— begin Raw records —

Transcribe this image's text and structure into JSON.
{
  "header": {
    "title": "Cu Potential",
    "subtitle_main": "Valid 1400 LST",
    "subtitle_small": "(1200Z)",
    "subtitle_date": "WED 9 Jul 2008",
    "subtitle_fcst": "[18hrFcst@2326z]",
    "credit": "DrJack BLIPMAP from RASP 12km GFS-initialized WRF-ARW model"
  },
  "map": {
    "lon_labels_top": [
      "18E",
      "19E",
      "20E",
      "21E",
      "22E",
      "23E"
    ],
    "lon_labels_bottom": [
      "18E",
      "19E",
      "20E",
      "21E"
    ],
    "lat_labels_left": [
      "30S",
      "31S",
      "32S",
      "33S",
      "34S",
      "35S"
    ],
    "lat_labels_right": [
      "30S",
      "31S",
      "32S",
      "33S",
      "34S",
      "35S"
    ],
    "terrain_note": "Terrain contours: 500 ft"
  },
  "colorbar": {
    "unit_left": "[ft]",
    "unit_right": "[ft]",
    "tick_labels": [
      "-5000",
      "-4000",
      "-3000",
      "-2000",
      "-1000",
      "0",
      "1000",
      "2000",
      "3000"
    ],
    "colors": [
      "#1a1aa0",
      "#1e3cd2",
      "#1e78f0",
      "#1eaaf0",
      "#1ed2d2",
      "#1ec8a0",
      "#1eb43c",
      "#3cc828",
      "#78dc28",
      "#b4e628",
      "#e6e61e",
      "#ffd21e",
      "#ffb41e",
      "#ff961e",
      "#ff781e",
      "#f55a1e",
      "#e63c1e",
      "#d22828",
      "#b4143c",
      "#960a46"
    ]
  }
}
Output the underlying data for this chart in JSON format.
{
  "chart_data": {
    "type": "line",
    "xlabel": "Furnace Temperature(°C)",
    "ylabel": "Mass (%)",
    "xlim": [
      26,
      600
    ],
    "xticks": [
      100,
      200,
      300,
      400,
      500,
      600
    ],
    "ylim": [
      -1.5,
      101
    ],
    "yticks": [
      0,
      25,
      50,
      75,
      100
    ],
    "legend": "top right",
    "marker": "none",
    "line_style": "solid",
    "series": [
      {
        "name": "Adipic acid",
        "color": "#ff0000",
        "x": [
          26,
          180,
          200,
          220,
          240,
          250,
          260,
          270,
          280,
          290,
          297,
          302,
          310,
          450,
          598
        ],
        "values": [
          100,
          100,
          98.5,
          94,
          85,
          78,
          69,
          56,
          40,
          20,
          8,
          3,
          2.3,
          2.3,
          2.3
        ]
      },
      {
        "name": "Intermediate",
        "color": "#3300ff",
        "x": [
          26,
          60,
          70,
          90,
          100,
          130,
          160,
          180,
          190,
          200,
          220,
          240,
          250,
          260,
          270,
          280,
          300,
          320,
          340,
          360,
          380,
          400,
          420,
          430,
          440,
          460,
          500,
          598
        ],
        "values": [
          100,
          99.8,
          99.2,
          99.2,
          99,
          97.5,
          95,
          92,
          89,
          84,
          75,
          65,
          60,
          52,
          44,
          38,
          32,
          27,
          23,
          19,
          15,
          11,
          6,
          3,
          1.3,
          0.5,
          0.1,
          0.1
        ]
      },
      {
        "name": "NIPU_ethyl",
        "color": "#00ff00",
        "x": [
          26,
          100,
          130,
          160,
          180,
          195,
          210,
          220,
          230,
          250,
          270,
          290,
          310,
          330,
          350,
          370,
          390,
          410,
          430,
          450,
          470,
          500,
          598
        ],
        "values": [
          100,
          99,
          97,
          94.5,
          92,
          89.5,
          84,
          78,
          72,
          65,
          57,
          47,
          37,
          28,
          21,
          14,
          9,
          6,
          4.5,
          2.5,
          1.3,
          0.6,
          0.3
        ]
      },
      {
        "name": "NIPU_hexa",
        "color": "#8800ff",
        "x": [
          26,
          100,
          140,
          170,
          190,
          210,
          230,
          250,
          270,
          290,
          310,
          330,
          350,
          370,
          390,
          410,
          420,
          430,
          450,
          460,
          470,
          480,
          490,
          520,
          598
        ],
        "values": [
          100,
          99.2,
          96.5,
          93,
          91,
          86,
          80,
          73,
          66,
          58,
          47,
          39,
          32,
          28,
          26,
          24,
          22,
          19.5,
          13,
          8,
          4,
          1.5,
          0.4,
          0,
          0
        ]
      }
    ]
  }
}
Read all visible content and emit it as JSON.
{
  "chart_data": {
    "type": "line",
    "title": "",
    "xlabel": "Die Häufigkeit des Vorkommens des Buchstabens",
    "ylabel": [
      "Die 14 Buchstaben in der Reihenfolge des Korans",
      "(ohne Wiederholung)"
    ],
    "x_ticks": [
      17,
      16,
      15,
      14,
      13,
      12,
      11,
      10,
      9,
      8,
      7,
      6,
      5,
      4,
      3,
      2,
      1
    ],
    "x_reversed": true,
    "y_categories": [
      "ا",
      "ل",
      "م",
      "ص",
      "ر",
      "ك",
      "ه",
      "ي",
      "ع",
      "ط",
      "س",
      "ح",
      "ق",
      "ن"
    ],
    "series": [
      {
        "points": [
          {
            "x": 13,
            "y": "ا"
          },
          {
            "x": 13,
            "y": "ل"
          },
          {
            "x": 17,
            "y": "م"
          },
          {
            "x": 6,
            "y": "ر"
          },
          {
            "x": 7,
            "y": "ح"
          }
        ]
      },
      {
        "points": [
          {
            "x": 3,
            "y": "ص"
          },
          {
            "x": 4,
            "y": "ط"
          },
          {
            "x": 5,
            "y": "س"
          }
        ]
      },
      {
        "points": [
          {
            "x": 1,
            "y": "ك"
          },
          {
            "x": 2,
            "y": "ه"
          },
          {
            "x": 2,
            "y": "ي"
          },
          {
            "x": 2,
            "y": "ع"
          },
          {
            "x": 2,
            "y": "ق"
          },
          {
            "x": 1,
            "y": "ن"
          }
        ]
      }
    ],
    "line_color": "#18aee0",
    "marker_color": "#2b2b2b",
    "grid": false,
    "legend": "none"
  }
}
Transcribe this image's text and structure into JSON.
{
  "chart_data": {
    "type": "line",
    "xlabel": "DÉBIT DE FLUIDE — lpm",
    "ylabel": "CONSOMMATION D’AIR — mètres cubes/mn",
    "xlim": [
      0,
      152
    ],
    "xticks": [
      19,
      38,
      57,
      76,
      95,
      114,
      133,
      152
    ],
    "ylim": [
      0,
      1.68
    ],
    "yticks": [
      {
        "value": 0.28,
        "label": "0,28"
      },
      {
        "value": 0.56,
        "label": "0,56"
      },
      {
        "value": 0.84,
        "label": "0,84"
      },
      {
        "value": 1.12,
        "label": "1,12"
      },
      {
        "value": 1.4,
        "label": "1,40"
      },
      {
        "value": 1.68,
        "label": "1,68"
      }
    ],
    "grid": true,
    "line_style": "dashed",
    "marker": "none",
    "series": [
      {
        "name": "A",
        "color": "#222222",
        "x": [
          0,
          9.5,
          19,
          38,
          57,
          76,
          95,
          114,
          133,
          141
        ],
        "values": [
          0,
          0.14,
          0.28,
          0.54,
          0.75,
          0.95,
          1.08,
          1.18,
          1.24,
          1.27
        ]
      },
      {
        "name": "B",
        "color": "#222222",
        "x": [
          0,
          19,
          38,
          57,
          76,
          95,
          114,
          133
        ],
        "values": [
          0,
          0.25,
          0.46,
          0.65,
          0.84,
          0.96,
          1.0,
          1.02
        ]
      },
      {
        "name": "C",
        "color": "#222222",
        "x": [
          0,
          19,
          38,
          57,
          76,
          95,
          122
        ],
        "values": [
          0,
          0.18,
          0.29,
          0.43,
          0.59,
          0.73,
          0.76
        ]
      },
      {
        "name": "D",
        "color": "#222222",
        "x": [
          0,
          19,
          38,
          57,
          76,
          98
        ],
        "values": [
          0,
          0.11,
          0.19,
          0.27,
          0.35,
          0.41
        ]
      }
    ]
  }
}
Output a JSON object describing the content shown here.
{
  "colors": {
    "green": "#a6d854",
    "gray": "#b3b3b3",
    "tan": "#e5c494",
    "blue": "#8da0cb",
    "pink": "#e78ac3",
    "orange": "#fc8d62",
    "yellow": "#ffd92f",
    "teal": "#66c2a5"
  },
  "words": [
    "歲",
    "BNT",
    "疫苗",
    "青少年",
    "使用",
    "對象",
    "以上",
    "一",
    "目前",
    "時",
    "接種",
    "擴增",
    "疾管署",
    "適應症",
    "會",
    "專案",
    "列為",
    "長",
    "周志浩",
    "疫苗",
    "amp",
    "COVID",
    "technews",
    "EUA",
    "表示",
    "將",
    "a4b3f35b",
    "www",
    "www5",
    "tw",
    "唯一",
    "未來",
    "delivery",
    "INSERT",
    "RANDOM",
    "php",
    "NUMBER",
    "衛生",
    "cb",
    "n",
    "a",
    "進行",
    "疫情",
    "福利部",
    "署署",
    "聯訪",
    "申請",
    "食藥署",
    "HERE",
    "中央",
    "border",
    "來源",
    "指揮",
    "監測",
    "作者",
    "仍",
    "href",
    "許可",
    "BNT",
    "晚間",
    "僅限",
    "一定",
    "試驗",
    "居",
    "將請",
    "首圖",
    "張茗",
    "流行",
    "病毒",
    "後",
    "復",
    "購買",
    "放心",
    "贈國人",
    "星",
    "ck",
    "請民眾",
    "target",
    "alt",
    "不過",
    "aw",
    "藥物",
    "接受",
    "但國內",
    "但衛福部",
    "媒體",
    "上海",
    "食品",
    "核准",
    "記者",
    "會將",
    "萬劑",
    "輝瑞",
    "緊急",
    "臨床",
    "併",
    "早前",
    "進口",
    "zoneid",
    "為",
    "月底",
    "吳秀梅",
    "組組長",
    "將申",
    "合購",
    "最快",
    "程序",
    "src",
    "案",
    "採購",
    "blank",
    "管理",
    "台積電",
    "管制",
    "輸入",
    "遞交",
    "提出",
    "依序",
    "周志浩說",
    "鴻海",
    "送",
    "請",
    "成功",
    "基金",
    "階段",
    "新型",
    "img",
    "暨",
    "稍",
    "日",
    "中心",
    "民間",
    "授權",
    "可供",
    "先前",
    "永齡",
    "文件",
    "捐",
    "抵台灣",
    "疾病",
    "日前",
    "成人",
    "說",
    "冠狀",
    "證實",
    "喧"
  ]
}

— end Raw records —

* Aim *
Some lines of the data may hold the word "content". Say how many do, with nothing else.

* Worked solution *
2